**Written task:** Gather all lines in the entries below that include the word "href".

#### Information supplied

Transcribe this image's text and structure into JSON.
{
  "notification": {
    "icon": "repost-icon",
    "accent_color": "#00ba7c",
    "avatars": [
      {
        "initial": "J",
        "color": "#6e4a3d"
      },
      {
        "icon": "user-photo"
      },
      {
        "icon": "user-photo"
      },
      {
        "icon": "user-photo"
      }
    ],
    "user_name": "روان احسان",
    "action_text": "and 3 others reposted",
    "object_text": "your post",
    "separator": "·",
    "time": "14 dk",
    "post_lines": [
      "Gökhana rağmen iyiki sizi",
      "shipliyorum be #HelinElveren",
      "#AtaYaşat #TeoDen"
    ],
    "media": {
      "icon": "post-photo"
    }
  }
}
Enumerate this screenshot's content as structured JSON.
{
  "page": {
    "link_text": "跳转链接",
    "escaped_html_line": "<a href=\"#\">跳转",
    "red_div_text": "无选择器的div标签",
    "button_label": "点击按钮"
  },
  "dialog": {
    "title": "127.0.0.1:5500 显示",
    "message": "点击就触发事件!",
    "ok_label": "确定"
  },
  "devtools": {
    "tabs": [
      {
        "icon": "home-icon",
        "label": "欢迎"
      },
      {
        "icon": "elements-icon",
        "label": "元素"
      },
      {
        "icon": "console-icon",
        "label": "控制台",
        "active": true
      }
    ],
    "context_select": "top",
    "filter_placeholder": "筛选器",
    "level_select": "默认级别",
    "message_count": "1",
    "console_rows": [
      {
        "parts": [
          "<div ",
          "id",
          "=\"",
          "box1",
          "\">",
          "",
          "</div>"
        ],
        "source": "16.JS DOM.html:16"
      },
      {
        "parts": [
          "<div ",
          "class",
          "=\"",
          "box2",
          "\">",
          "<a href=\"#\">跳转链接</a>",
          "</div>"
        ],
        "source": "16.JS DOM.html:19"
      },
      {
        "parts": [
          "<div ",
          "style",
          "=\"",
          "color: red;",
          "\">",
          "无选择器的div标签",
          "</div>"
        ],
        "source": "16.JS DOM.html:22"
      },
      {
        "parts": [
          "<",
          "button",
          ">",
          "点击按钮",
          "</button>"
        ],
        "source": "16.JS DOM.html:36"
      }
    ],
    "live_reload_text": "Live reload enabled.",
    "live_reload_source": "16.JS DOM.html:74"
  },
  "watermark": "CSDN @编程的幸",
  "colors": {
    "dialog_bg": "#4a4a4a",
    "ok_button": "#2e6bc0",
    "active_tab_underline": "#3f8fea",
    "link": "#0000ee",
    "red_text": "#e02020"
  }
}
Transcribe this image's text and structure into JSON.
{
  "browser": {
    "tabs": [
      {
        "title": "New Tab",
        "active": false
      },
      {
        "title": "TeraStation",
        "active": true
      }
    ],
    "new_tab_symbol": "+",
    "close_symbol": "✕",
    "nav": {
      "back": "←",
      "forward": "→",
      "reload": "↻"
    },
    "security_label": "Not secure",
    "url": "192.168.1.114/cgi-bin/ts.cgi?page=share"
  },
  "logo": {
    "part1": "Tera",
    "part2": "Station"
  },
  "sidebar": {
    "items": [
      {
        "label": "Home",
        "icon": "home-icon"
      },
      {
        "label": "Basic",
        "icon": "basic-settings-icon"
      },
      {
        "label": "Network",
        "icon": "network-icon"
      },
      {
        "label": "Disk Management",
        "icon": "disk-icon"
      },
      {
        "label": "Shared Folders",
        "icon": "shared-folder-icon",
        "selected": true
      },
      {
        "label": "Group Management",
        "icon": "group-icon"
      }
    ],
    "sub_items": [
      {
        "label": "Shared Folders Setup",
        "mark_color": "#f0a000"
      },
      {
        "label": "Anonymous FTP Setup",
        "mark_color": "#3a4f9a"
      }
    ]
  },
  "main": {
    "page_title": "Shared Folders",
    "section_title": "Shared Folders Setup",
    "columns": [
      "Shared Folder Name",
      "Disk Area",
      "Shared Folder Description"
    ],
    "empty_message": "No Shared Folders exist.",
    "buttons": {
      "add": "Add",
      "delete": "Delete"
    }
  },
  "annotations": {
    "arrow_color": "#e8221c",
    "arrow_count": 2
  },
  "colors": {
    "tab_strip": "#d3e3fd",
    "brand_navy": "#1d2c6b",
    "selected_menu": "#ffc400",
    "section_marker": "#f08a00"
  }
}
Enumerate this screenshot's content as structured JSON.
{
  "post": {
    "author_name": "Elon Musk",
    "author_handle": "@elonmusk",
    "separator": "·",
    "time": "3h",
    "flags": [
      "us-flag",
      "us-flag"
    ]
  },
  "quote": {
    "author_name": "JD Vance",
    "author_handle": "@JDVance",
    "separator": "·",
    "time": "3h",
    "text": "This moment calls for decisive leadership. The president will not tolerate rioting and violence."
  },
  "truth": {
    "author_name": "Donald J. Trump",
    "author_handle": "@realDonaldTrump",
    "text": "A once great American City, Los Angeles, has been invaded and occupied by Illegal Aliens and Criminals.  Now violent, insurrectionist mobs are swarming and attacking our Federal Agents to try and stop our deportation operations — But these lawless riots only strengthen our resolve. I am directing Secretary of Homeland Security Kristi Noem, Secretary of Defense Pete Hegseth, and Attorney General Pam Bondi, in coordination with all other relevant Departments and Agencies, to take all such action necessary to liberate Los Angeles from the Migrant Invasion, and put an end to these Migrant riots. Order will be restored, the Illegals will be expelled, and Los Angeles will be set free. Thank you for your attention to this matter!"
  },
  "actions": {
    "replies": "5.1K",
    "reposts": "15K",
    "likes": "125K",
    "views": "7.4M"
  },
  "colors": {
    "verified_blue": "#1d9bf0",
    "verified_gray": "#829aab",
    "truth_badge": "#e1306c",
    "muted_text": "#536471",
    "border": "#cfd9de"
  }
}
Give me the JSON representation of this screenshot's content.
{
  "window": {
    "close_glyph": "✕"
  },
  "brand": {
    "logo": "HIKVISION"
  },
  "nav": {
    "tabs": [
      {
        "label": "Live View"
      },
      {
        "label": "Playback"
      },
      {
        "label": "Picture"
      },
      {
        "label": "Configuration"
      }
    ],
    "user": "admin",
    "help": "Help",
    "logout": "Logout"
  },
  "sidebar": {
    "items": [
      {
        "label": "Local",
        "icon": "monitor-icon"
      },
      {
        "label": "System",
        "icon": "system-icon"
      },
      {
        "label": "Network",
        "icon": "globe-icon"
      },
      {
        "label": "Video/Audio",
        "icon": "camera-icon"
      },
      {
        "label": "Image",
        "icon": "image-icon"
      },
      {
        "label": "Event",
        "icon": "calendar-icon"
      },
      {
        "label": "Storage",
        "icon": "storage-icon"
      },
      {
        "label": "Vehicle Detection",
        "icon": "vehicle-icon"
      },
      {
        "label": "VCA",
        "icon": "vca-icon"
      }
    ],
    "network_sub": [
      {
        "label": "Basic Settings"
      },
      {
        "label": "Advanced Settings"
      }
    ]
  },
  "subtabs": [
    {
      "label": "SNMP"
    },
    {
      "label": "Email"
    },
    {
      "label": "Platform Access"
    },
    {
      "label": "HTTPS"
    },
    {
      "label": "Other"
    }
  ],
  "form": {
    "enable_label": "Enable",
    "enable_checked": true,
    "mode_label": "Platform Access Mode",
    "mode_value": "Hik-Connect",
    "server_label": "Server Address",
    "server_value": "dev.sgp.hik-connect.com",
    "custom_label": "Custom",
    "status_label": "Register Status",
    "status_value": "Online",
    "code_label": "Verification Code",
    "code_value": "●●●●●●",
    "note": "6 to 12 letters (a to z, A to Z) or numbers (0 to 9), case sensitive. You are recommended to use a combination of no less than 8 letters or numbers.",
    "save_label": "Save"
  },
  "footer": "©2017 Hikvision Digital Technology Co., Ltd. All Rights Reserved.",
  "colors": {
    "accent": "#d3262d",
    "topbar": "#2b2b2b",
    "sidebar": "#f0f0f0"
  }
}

########

**Reply:**
    "escaped_html_line": "<a href=\"#\">跳转",
          "<a href=\"#\">跳转链接</a>",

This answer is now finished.